**Instructions**:
1. From the passage on the U.S.–Mexico border, write out the words starting at "It is said that" and ending at "the American authorities.".
2. Translate this sentence from the passage on the U.S.–Mexico border into Spanish: "The main immigration route goes from Tijuana to San Diego."
3. Answer these questions using the passage on the U.S.–Mexico border:
(a) How long is the border between the United States and Mexico?
(b) In what year was the Prevention Through Deterrence strategy employed in the San Diego sector?
(c) How many illegal crossers start running in a "banzai run"?

It is said that the 3,200 kilometres long border between the United States and Mexico is the world’s busiest one: each year, 17 million cars and 50 million people cross it, legally. In 1992 the United States Border Control apprehended 1,2 million want-to-be passers, illegal ones. The number of how may better-life seekers succeeded in crossing is unknown. In any case, still too many according to the U.S. government... The fact that not only migrants but also smugglers and even terrorists cross the border became a major concern for the American authorities.

The main immigration route goes from Tijuana to San Diego. The U.S. government decided to issue some special measures for it. In 1990, in San Diego sector, they employed the Prevention Through Deterrence strategy. It consisted in increasing human resources and using physical surveillance along the line of the actual border with Mexico. Still, people of Mexico didn’t want to give up their quest for better living conditions and did not stop crossing the border illegally. They have even invented the “banzai run”: up to 50 illegal crossers start running towards the American agents standing on the state border, with the idea that at least a few of them will successfully cross the security net.

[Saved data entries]
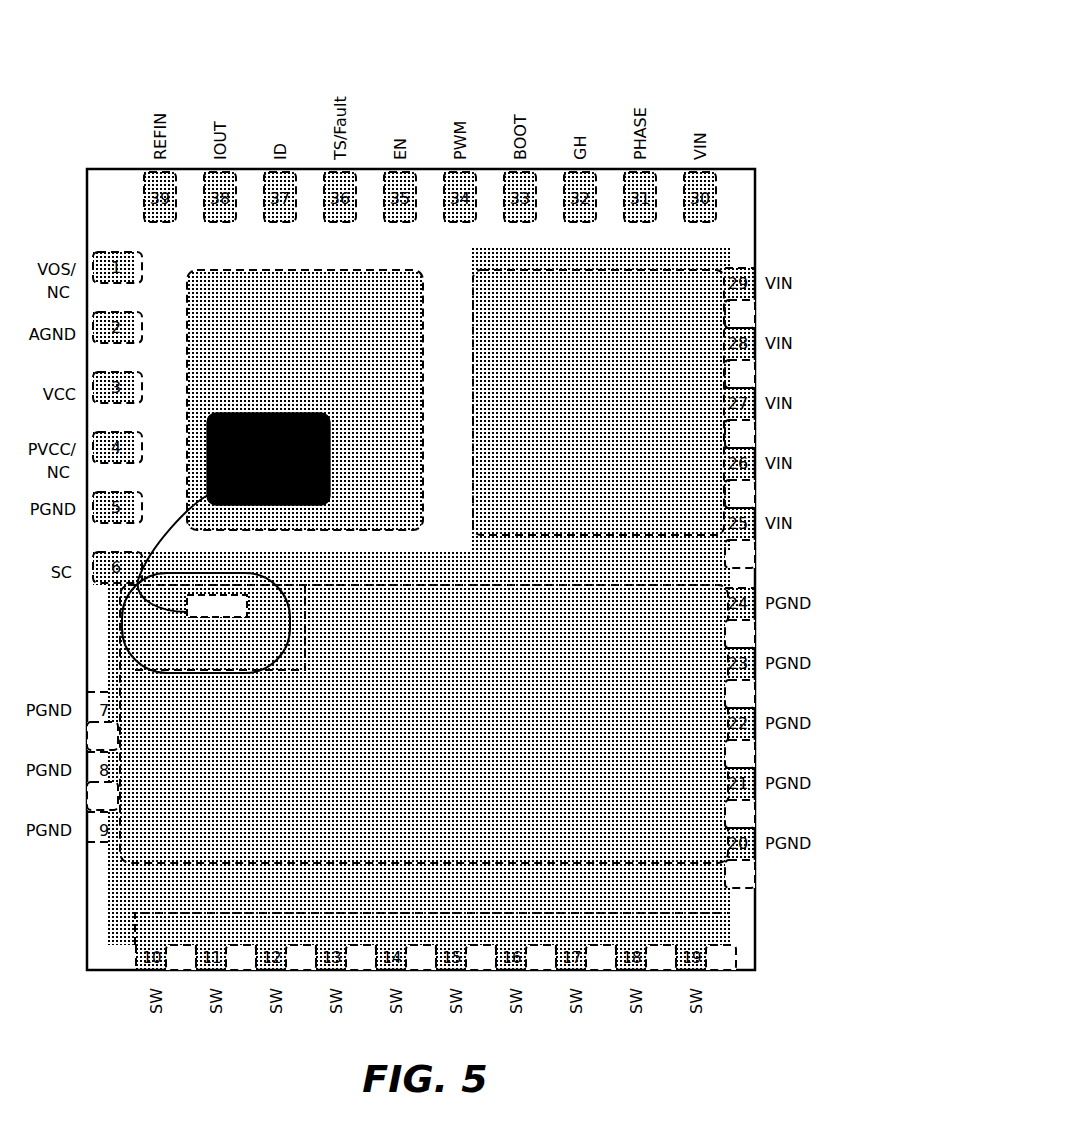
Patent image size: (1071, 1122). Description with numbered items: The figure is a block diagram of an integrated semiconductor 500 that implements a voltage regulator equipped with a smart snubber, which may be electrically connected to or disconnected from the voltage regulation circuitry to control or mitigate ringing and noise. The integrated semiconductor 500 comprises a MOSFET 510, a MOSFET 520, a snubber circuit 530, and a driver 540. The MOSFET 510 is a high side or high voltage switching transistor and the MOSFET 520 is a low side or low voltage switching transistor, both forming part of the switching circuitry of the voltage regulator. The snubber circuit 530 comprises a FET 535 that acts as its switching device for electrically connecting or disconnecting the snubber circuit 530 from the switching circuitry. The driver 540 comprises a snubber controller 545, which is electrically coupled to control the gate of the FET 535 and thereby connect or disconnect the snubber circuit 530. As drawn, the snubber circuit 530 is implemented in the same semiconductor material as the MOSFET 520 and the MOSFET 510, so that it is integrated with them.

The integrated semiconductor 500 is at (676, 80).
The MOSFET 510 is at (588, 459).
The MOSFET 520 is at (430, 802).
The snubber circuit 530 is at (260, 640).
The FET 535 is at (215, 597).
The driver 540 is at (245, 317).
The snubber controller 545 is at (307, 443).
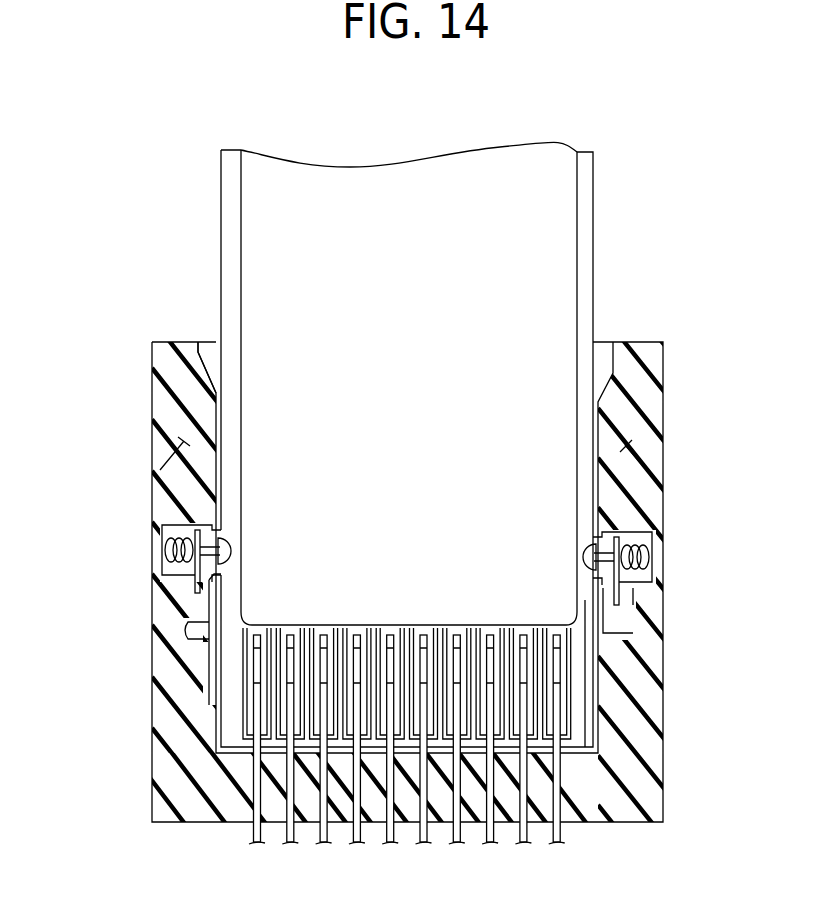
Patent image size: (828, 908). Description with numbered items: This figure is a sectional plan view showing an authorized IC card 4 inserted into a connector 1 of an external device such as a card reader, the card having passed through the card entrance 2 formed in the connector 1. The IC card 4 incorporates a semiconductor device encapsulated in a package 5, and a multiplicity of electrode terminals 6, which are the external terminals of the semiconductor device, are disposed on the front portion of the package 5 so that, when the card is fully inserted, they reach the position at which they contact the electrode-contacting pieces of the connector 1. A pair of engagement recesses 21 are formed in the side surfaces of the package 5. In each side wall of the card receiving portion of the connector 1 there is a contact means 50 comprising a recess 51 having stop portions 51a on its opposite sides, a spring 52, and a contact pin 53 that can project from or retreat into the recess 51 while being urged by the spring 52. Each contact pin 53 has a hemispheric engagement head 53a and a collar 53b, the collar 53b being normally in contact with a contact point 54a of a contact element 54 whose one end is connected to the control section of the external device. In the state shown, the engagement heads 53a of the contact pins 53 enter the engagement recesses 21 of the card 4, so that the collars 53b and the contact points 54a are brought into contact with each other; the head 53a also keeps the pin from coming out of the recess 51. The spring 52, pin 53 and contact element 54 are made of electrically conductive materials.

The connector 1 is at (633, 336).
The card entrance 2 is at (213, 346).
The IC card 4 is at (600, 186).
The package 5 is at (500, 148).
The electrode terminals 6 is at (243, 718).
The engagement recesses 21 is at (227, 533).
The contact means 50 is at (176, 567).
The recess 51 is at (656, 561).
The stop portions 51a is at (604, 532).
The spring 52 is at (166, 538).
The contact pin 53 is at (201, 524).
The engagement head 53a is at (233, 550).
The collar 53b is at (196, 580).
The contact element 54 is at (181, 637).
The contact point 54a is at (176, 601).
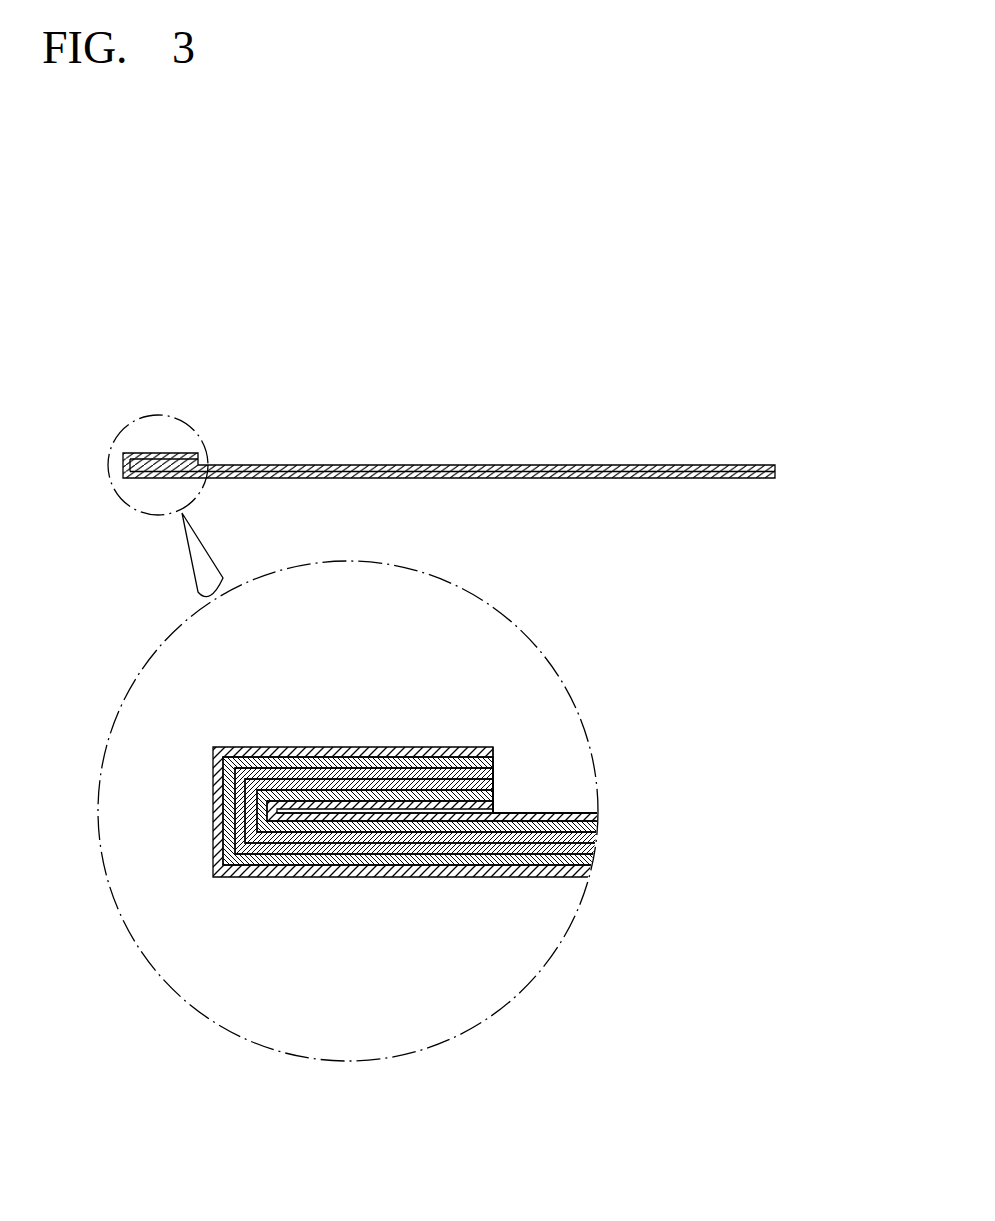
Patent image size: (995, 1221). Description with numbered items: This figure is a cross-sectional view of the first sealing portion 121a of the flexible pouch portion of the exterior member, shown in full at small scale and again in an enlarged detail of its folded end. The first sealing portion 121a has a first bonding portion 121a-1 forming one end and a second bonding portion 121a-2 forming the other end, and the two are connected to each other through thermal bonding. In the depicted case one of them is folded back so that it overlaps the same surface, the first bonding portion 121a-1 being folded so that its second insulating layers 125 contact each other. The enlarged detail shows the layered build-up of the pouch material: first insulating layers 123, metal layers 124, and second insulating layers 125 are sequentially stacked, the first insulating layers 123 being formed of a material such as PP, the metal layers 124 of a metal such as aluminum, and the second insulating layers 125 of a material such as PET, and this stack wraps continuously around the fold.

**Results for the exercise**:
1.
It is said that the 3,200 kilometres long border between the United States and Mexico is the world’s busiest one: each year, 17 million cars and 50 million people cross it, legally. In 1992 the United States Border Control apprehended 1,2 million want-to-be passers, illegal ones. The number of how may better-life seekers succeeded in crossing is unknown. In any case, still too many according to the U.S. government... The fact that not only migrants but also smugglers and even terrorists cross the border became a major concern for the American authorities.

2. La principal ruta de inmigración va de Tijuana a San Diego.

3.
(a) 3,200 kilometres
(b) 1990
(c) Up to 50